■ Direction: Transcribe each line exactly.

■ Records for this task:
^^^^^^^^

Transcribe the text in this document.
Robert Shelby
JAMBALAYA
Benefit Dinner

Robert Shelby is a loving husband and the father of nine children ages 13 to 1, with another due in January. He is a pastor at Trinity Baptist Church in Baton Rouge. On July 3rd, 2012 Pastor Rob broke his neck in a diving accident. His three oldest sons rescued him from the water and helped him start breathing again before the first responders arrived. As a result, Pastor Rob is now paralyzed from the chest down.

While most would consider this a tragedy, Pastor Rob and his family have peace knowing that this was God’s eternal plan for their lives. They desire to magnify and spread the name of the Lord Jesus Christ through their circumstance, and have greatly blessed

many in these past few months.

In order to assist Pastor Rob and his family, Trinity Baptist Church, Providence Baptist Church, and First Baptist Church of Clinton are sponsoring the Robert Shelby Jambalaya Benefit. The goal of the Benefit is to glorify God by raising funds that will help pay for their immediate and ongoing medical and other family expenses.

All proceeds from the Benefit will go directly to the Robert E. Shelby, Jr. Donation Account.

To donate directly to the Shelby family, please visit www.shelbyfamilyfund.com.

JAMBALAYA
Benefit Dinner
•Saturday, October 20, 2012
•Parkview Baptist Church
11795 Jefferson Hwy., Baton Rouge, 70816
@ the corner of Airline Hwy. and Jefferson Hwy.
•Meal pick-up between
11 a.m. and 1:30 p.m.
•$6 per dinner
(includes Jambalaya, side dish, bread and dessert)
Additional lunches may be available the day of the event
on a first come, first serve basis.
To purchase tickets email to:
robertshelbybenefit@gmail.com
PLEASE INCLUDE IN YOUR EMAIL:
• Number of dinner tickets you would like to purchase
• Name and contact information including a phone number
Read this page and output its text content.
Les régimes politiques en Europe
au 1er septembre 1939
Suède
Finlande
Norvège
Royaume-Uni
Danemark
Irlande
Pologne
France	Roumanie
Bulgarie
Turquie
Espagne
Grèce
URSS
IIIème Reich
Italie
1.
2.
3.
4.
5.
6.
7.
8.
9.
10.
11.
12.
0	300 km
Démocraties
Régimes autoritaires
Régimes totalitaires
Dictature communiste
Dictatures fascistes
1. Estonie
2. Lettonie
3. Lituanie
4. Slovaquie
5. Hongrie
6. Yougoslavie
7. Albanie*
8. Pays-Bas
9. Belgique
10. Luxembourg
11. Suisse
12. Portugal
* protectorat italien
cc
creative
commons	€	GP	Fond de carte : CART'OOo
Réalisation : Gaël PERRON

^^^^^^^^

■ Finished exercise:
Transcribe the text in this document.
Robert Shelby
JAMBALAYA
Benefit Dinner

Robert Shelby is a loving husband and the father of nine children ages 13 to 1, with another due in January. He is a pastor at Trinity Baptist Church in Baton Rouge. On July 3rd, 2012 Pastor Rob broke his neck in a diving accident. His three oldest sons rescued him from the water and helped him start breathing again before the first responders arrived. As a result, Pastor Rob is now paralyzed from the chest down.

While most would consider this a tragedy, Pastor Rob and his family have peace knowing that this was God’s eternal plan for their lives. They desire to magnify and spread the name of the Lord Jesus Christ through their circumstance, and have greatly blessed

many in these past few months.

In order to assist Pastor Rob and his family, Trinity Baptist Church, Providence Baptist Church, and First Baptist Church of Clinton are sponsoring the Robert Shelby Jambalaya Benefit. The goal of the Benefit is to glorify God by raising funds that will help pay for their immediate and ongoing medical and other family expenses.

All proceeds from the Benefit will go directly to the Robert E. Shelby, Jr. Donation Account.

To donate directly to the Shelby family, please visit www.shelbyfamilyfund.com.

JAMBALAYA
Benefit Dinner
•Saturday, October 20, 2012
•Parkview Baptist Church
11795 Jefferson Hwy., Baton Rouge, 70816
@ the corner of Airline Hwy. and Jefferson Hwy.
•Meal pick-up between
11 a.m. and 1:30 p.m.
•$6 per dinner
(includes Jambalaya, side dish, bread and dessert)
Additional lunches may be available the day of the event
on a first come, first serve basis.
To purchase tickets email to:
robertshelbybenefit@gmail.com
PLEASE INCLUDE IN YOUR EMAIL:
• Number of dinner tickets you would like to purchase
• Name and contact information including a phone number
Read this page and output its text content.
Les régimes politiques en Europe
au 1er septembre 1939
Suède
Finlande
Norvège
Royaume-Uni
Danemark
Irlande
Pologne
France	Roumanie
Bulgarie
Turquie
Espagne
Grèce
URSS
IIIème Reich
Italie
1.
2.
3.
4.
5.
6.
7.
8.
9.
10.
11.
12.
0	300 km
Démocraties
Régimes autoritaires
Régimes totalitaires
Dictature communiste
Dictatures fascistes
1. Estonie
2. Lettonie
3. Lituanie
4. Slovaquie
5. Hongrie
6. Yougoslavie
7. Albanie*
8. Pays-Bas
9. Belgique
10. Luxembourg
11. Suisse
12. Portugal
* protectorat italien
cc
creative
commons	€	GP	Fond de carte : CART'OOo
Réalisation : Gaël PERRON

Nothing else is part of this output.